Set problem — Take the material below and retype it in full; pictures are left out.

Material provided —

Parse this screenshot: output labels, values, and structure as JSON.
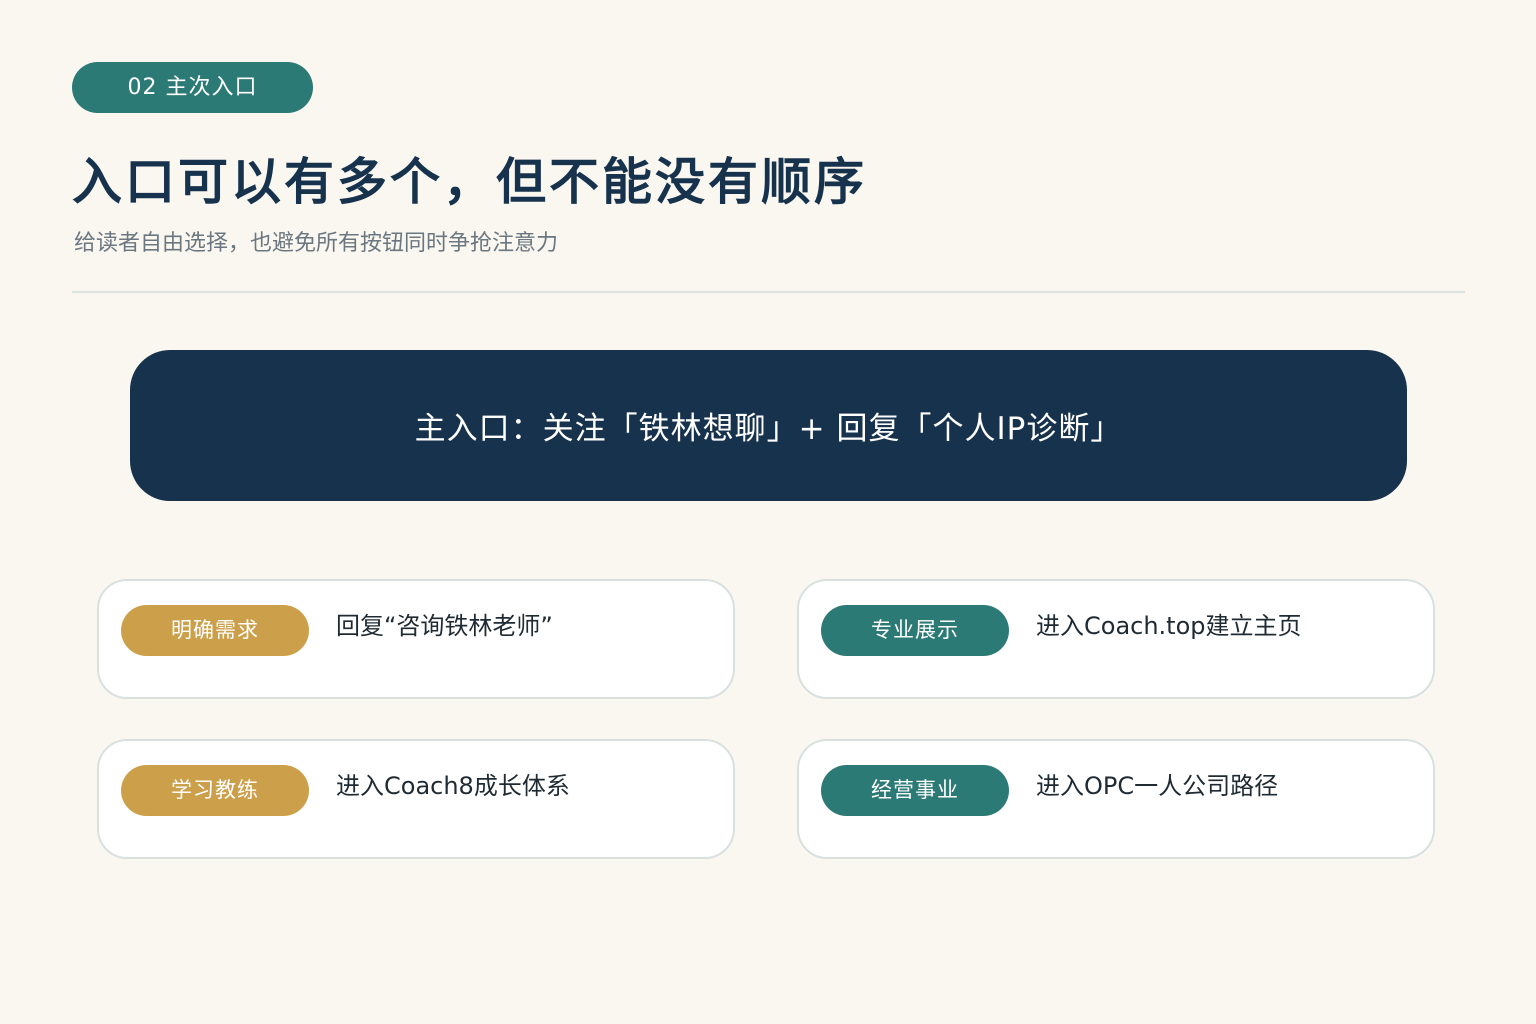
{
  "section_tag": "02  主次入口",
  "title": "入口可以有多个，但不能没有顺序",
  "subtitle": "给读者自由选择，也避免所有按钮同时争抢注意力",
  "primary_entry": "主入口：关注「铁林想聊」+ 回复「个人IP诊断」",
  "cards": [
    {
      "tag": "明确需求",
      "text": "回复“咨询铁林老师”",
      "tag_color": "#cc9f4a"
    },
    {
      "tag": "专业展示",
      "text": "进入Coach.top建立主页",
      "tag_color": "#2c7a76"
    },
    {
      "tag": "学习教练",
      "text": "进入Coach8成长体系",
      "tag_color": "#cc9f4a"
    },
    {
      "tag": "经营事业",
      "text": "进入OPC一人公司路径",
      "tag_color": "#2c7a76"
    }
  ],
  "colors": {
    "background": "#faf7f1",
    "navy": "#17324d",
    "teal": "#2c7a76",
    "gold": "#cc9f4a"
  }
}
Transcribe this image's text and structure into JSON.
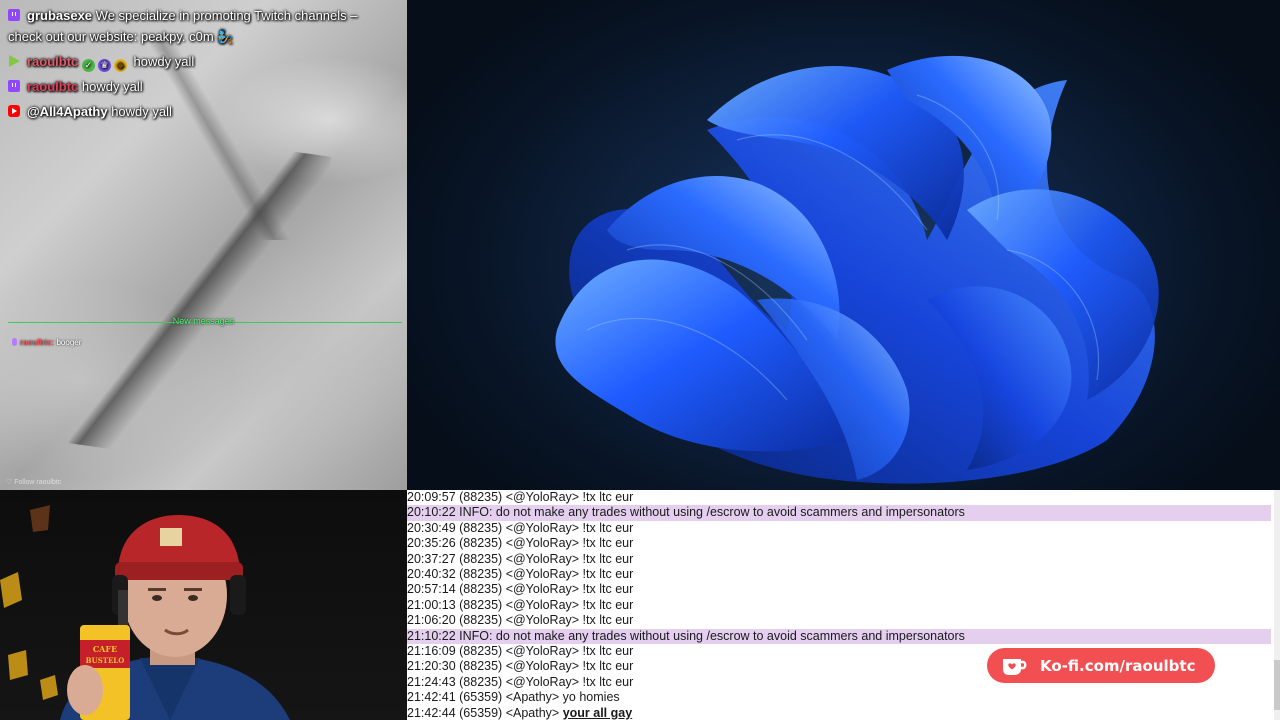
{
  "chat": {
    "messages": [
      {
        "platform": "twitch",
        "user": "grubasexe",
        "text": "We specialize in promoting Twitch channels – check out our website: peakpy. c0m 🧞",
        "user_color": "#ffffff"
      },
      {
        "platform": "rumble",
        "user": "raoulbtc",
        "text": "howdy yall",
        "user_color": "#e05a6a"
      },
      {
        "platform": "twitch",
        "user": "raoulbtc",
        "text": "howdy yall",
        "user_color": "#e0405a"
      },
      {
        "platform": "youtube",
        "user": "@All4Apathy",
        "text": "howdy yall",
        "user_color": "#ffffff"
      }
    ],
    "new_messages_label": "New messages",
    "mini_message": {
      "user": "raoulbtc:",
      "text": "booger"
    },
    "footer_credit": "♡ Follow raoulbtc"
  },
  "log": {
    "rows": [
      {
        "type": "msg",
        "text": "20:09:57 (88235) <@YoloRay> !tx ltc eur"
      },
      {
        "type": "info",
        "text": "20:10:22 INFO: do not make any trades without using /escrow to avoid scammers and impersonators"
      },
      {
        "type": "msg",
        "text": "20:30:49 (88235) <@YoloRay> !tx ltc eur"
      },
      {
        "type": "msg",
        "text": "20:35:26 (88235) <@YoloRay> !tx ltc eur"
      },
      {
        "type": "msg",
        "text": "20:37:27 (88235) <@YoloRay> !tx ltc eur"
      },
      {
        "type": "msg",
        "text": "20:40:32 (88235) <@YoloRay> !tx ltc eur"
      },
      {
        "type": "msg",
        "text": "20:57:14 (88235) <@YoloRay> !tx ltc eur"
      },
      {
        "type": "msg",
        "text": "21:00:13 (88235) <@YoloRay> !tx ltc eur"
      },
      {
        "type": "msg",
        "text": "21:06:20 (88235) <@YoloRay> !tx ltc eur"
      },
      {
        "type": "info",
        "text": "21:10:22 INFO: do not make any trades without using /escrow to avoid scammers and impersonators"
      },
      {
        "type": "msg",
        "text": "21:16:09 (88235) <@YoloRay> !tx ltc eur"
      },
      {
        "type": "msg",
        "text": "21:20:30 (88235) <@YoloRay> !tx ltc eur"
      },
      {
        "type": "msg",
        "text": "21:24:43 (88235) <@YoloRay> !tx ltc eur"
      },
      {
        "type": "msg",
        "text": "21:42:41 (65359) <Apathy> yo homies"
      },
      {
        "type": "msg",
        "prefix": "21:42:44 (65359) <Apathy> ",
        "bold": "your all gay"
      }
    ]
  },
  "kofi": {
    "label": "Ko-fi.com/raoulbtc"
  },
  "colors": {
    "kofi_red": "#f24f52",
    "info_highlight": "#e4cfef",
    "new_messages_green": "#3ec95a",
    "bloom_blue": "#1f5cff"
  }
}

The reply —
Parse this screenshot: output labels, values, and structure as JSON.
{
  "section_tag": "02  主次入口",
  "title": "入口可以有多个，但不能没有顺序",
  "subtitle": "给读者自由选择，也避免所有按钮同时争抢注意力",
  "primary_entry": "主入口：关注「铁林想聊」+ 回复「个人IP诊断」",
  "cards": [
    {
      "tag": "明确需求",
      "text": "回复“咨询铁林老师”",
      "tag_color": "#cc9f4a"
    },
    {
      "tag": "专业展示",
      "text": "进入Coach.top建立主页",
      "tag_color": "#2c7a76"
    },
    {
      "tag": "学习教练",
      "text": "进入Coach8成长体系",
      "tag_color": "#cc9f4a"
    },
    {
      "tag": "经营事业",
      "text": "进入OPC一人公司路径",
      "tag_color": "#2c7a76"
    }
  ],
  "colors": {
    "background": "#faf7f1",
    "navy": "#17324d",
    "teal": "#2c7a76",
    "gold": "#cc9f4a"
  }
}
Transcribe this image's text and structure into JSON.
{
  "chat": {
    "messages": [
      {
        "platform": "twitch",
        "user": "grubasexe",
        "text": "We specialize in promoting Twitch channels – check out our website: peakpy. c0m 🧞",
        "user_color": "#ffffff"
      },
      {
        "platform": "rumble",
        "user": "raoulbtc",
        "text": "howdy yall",
        "user_color": "#e05a6a"
      },
      {
        "platform": "twitch",
        "user": "raoulbtc",
        "text": "howdy yall",
        "user_color": "#e0405a"
      },
      {
        "platform": "youtube",
        "user": "@All4Apathy",
        "text": "howdy yall",
        "user_color": "#ffffff"
      }
    ],
    "new_messages_label": "New messages",
    "mini_message": {
      "user": "raoulbtc:",
      "text": "booger"
    },
    "footer_credit": "♡ Follow raoulbtc"
  },
  "log": {
    "rows": [
      {
        "type": "msg",
        "text": "20:09:57 (88235) <@YoloRay> !tx ltc eur"
      },
      {
        "type": "info",
        "text": "20:10:22 INFO: do not make any trades without using /escrow to avoid scammers and impersonators"
      },
      {
        "type": "msg",
        "text": "20:30:49 (88235) <@YoloRay> !tx ltc eur"
      },
      {
        "type": "msg",
        "text": "20:35:26 (88235) <@YoloRay> !tx ltc eur"
      },
      {
        "type": "msg",
        "text": "20:37:27 (88235) <@YoloRay> !tx ltc eur"
      },
      {
        "type": "msg",
        "text": "20:40:32 (88235) <@YoloRay> !tx ltc eur"
      },
      {
        "type": "msg",
        "text": "20:57:14 (88235) <@YoloRay> !tx ltc eur"
      },
      {
        "type": "msg",
        "text": "21:00:13 (88235) <@YoloRay> !tx ltc eur"
      },
      {
        "type": "msg",
        "text": "21:06:20 (88235) <@YoloRay> !tx ltc eur"
      },
      {
        "type": "info",
        "text": "21:10:22 INFO: do not make any trades without using /escrow to avoid scammers and impersonators"
      },
      {
        "type": "msg",
        "text": "21:16:09 (88235) <@YoloRay> !tx ltc eur"
      },
      {
        "type": "msg",
        "text": "21:20:30 (88235) <@YoloRay> !tx ltc eur"
      },
      {
        "type": "msg",
        "text": "21:24:43 (88235) <@YoloRay> !tx ltc eur"
      },
      {
        "type": "msg",
        "text": "21:42:41 (65359) <Apathy> yo homies"
      },
      {
        "type": "msg",
        "prefix": "21:42:44 (65359) <Apathy> ",
        "bold": "your all gay"
      }
    ]
  },
  "kofi": {
    "label": "Ko-fi.com/raoulbtc"
  },
  "colors": {
    "kofi_red": "#f24f52",
    "info_highlight": "#e4cfef",
    "new_messages_green": "#3ec95a",
    "bloom_blue": "#1f5cff"
  }
}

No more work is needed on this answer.